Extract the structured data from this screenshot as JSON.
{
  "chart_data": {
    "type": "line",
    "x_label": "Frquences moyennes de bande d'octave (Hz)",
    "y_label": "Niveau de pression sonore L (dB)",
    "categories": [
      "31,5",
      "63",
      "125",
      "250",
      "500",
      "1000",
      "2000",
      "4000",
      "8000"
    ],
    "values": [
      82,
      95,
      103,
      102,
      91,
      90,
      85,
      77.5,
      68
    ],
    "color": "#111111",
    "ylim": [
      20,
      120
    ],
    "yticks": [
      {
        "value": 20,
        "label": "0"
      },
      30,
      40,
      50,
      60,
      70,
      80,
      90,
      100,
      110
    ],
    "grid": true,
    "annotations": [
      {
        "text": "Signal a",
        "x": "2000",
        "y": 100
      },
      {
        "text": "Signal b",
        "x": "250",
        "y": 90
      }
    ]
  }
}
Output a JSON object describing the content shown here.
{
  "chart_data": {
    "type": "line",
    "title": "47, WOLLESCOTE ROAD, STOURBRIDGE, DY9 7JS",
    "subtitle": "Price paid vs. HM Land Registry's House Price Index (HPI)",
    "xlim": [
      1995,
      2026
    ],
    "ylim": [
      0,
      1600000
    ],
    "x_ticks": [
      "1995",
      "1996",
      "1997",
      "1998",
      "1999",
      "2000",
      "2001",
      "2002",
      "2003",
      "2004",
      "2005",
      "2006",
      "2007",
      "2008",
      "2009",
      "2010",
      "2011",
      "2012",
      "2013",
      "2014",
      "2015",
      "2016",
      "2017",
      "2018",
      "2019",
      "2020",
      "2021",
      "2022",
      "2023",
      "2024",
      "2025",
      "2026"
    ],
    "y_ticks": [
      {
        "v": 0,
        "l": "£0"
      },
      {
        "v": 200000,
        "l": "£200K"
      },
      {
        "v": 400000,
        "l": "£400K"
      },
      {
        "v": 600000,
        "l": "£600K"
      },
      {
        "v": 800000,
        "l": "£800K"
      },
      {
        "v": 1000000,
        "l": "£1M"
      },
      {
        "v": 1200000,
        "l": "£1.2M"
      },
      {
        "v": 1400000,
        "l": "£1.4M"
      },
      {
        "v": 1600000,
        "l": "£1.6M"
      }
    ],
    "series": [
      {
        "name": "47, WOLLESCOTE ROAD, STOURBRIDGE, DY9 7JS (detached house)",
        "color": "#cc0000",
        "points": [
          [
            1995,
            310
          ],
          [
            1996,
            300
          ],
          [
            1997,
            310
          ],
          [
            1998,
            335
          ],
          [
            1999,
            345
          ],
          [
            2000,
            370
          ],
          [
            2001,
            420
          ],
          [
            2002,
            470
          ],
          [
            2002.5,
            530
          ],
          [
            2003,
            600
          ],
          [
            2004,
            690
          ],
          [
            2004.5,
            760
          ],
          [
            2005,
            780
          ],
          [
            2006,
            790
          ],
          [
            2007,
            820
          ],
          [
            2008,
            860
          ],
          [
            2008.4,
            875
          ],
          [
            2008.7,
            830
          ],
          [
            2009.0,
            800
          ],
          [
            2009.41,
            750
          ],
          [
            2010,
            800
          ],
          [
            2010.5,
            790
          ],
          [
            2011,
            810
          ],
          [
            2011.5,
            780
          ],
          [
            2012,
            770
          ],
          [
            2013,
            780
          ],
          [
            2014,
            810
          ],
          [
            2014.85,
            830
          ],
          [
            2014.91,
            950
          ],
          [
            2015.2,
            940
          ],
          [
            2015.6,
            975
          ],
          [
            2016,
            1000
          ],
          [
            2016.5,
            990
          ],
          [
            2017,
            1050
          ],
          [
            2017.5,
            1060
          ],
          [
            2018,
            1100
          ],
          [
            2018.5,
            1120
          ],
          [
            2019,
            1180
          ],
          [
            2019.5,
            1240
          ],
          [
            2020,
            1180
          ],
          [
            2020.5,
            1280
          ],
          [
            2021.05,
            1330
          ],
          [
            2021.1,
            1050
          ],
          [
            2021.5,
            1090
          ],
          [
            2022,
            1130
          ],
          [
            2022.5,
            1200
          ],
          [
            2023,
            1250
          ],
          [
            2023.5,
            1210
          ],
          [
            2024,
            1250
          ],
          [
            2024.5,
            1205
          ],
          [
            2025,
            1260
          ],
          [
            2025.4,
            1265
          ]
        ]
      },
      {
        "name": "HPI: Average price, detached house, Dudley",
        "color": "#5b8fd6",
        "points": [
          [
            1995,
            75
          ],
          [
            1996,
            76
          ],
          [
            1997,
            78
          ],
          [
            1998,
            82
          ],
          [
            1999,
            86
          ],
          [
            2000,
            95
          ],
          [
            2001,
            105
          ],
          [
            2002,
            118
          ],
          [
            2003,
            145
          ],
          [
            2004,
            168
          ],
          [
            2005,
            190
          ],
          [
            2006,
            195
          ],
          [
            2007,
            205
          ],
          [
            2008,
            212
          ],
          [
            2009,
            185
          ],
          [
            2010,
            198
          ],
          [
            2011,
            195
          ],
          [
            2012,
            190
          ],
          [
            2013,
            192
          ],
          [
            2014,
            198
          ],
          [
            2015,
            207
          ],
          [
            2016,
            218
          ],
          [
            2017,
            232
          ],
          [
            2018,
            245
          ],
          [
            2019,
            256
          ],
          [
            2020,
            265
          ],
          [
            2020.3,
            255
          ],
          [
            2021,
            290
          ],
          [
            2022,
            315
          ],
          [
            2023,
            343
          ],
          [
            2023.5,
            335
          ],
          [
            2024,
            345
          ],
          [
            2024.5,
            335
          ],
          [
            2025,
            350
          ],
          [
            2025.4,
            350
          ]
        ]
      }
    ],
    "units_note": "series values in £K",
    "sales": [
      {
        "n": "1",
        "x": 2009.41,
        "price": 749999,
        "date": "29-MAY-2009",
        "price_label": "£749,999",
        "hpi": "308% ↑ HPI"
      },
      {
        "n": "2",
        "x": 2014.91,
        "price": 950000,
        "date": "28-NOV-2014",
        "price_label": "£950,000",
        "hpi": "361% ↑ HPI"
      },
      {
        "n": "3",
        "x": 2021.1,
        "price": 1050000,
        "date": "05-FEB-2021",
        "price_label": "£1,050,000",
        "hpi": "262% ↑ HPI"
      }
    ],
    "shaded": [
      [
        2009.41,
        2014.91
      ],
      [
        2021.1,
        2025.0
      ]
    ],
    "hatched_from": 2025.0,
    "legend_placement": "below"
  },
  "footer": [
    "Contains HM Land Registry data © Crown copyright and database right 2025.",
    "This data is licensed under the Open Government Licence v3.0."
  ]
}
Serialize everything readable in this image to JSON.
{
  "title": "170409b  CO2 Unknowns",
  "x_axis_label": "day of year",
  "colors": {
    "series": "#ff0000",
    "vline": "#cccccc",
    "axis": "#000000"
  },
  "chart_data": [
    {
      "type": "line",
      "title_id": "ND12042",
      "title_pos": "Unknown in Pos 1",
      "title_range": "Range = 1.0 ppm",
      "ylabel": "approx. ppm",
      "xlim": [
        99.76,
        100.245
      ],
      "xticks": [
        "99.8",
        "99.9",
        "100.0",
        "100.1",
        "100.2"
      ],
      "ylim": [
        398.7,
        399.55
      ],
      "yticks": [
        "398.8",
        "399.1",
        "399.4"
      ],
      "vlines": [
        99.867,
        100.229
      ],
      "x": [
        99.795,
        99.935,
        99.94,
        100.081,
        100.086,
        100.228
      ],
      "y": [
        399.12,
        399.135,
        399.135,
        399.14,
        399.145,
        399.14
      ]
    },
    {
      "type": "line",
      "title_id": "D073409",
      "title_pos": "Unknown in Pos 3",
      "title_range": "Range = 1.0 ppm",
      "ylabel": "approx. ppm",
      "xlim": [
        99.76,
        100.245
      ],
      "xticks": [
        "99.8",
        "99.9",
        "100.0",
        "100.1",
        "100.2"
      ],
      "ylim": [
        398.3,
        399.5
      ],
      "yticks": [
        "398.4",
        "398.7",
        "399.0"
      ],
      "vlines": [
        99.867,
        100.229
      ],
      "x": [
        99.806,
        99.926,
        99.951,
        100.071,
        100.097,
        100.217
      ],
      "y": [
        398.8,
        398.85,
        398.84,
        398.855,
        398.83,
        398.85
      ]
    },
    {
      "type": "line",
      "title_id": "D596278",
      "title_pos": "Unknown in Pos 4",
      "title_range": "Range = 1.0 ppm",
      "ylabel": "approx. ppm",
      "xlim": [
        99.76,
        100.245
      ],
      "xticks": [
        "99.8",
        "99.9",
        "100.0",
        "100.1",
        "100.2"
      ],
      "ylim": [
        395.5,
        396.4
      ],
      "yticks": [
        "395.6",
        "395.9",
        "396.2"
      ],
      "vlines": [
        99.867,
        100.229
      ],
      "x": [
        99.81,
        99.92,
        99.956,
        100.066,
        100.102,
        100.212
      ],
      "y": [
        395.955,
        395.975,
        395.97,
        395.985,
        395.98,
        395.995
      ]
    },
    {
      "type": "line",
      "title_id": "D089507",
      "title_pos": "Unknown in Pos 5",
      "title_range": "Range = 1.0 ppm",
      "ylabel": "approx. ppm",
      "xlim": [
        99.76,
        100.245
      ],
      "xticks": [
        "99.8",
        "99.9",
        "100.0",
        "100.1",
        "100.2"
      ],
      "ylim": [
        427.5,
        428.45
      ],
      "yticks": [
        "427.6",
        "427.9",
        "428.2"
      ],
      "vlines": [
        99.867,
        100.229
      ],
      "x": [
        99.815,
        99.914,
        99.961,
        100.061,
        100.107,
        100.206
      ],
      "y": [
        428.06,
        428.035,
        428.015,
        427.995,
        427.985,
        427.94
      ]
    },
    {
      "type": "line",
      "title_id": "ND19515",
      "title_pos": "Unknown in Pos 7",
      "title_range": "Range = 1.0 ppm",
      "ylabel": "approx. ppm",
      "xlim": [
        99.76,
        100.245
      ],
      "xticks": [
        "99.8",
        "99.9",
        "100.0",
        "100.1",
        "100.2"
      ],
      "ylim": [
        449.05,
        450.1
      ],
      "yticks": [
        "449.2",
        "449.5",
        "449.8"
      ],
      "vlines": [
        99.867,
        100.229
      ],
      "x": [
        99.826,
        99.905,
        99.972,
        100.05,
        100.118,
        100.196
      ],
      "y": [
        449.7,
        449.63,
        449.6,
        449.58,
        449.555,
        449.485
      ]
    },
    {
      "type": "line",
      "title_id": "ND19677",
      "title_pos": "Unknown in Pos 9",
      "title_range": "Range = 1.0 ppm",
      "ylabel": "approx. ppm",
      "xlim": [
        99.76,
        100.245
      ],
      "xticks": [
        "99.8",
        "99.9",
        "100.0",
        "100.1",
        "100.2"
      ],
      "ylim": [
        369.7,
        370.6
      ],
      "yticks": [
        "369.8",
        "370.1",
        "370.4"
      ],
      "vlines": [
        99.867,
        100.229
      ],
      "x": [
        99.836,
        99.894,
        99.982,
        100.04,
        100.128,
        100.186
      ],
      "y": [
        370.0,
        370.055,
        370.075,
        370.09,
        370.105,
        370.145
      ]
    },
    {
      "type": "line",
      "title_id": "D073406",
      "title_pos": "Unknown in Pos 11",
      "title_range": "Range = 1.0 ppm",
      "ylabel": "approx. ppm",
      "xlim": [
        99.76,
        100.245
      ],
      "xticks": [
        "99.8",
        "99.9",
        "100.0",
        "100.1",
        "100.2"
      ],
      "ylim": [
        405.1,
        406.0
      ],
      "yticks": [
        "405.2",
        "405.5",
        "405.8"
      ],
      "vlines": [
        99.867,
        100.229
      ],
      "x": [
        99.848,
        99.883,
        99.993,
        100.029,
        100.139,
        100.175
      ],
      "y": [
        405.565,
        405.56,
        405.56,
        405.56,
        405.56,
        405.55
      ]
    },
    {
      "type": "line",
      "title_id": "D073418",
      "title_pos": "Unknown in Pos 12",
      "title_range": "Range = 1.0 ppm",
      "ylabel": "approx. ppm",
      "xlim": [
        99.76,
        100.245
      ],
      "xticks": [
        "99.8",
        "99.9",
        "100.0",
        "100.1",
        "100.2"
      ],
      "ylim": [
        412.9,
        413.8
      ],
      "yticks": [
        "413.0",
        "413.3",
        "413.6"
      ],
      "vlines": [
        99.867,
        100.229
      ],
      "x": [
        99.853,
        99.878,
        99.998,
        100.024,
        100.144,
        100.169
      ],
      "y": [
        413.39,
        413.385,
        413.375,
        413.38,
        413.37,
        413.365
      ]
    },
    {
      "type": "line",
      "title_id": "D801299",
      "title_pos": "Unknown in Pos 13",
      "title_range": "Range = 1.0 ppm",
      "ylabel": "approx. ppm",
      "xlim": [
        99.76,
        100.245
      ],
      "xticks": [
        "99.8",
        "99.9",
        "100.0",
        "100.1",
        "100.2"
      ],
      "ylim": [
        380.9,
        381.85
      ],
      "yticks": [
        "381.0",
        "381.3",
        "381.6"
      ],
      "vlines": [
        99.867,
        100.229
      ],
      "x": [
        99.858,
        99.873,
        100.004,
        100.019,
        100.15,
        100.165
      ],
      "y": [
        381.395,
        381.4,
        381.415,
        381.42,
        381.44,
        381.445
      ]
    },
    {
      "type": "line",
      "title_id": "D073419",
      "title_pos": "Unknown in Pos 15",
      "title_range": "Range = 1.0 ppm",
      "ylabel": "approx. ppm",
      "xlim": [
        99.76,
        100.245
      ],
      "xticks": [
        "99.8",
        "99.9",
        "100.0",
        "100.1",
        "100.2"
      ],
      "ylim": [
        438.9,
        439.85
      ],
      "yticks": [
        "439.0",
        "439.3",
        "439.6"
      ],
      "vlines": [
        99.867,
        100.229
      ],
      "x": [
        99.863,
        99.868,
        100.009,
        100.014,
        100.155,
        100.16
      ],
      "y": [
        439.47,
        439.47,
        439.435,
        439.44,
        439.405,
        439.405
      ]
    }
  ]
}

※ ※ ※

**STATED TASK:**
List the lines that contain the word "name".

**WRITTEN REPLY:**
        "name": "47, WOLLESCOTE ROAD, STOURBRIDGE, DY9 7JS (detached house)",
        "name": "HPI: Average price, detached house, Dudley",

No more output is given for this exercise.